Retype each record shown below, leaving every character as it is.

Dataset rows
☆ ☆ ☆ ☆ ☆

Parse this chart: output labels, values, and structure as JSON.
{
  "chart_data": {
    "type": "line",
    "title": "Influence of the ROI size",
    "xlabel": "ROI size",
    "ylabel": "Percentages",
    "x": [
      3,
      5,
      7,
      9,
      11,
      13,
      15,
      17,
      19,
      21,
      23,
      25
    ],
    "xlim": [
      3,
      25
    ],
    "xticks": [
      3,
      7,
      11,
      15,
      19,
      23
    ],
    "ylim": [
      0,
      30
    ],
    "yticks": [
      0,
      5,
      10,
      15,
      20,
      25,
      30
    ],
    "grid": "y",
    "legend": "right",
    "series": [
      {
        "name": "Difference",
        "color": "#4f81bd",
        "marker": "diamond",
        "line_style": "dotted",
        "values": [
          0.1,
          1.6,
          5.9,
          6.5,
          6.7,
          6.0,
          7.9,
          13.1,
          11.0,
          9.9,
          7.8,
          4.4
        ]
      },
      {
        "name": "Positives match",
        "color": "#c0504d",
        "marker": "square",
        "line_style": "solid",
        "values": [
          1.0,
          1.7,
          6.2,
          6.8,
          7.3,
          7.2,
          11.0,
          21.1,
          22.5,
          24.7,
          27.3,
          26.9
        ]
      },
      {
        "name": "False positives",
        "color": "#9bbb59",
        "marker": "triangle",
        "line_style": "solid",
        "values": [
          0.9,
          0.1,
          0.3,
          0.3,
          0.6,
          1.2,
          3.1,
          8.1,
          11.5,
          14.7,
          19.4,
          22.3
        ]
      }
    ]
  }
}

☆ ☆ ☆ ☆ ☆

■ **Full solution**:
Parse this chart: output labels, values, and structure as JSON.
{
  "chart_data": {
    "type": "line",
    "title": "Influence of the ROI size",
    "xlabel": "ROI size",
    "ylabel": "Percentages",
    "x": [
      3,
      5,
      7,
      9,
      11,
      13,
      15,
      17,
      19,
      21,
      23,
      25
    ],
    "xlim": [
      3,
      25
    ],
    "xticks": [
      3,
      7,
      11,
      15,
      19,
      23
    ],
    "ylim": [
      0,
      30
    ],
    "yticks": [
      0,
      5,
      10,
      15,
      20,
      25,
      30
    ],
    "grid": "y",
    "legend": "right",
    "series": [
      {
        "name": "Difference",
        "color": "#4f81bd",
        "marker": "diamond",
        "line_style": "dotted",
        "values": [
          0.1,
          1.6,
          5.9,
          6.5,
          6.7,
          6.0,
          7.9,
          13.1,
          11.0,
          9.9,
          7.8,
          4.4
        ]
      },
      {
        "name": "Positives match",
        "color": "#c0504d",
        "marker": "square",
        "line_style": "solid",
        "values": [
          1.0,
          1.7,
          6.2,
          6.8,
          7.3,
          7.2,
          11.0,
          21.1,
          22.5,
          24.7,
          27.3,
          26.9
        ]
      },
      {
        "name": "False positives",
        "color": "#9bbb59",
        "marker": "triangle",
        "line_style": "solid",
        "values": [
          0.9,
          0.1,
          0.3,
          0.3,
          0.6,
          1.2,
          3.1,
          8.1,
          11.5,
          14.7,
          19.4,
          22.3
        ]
      }
    ]
  }
}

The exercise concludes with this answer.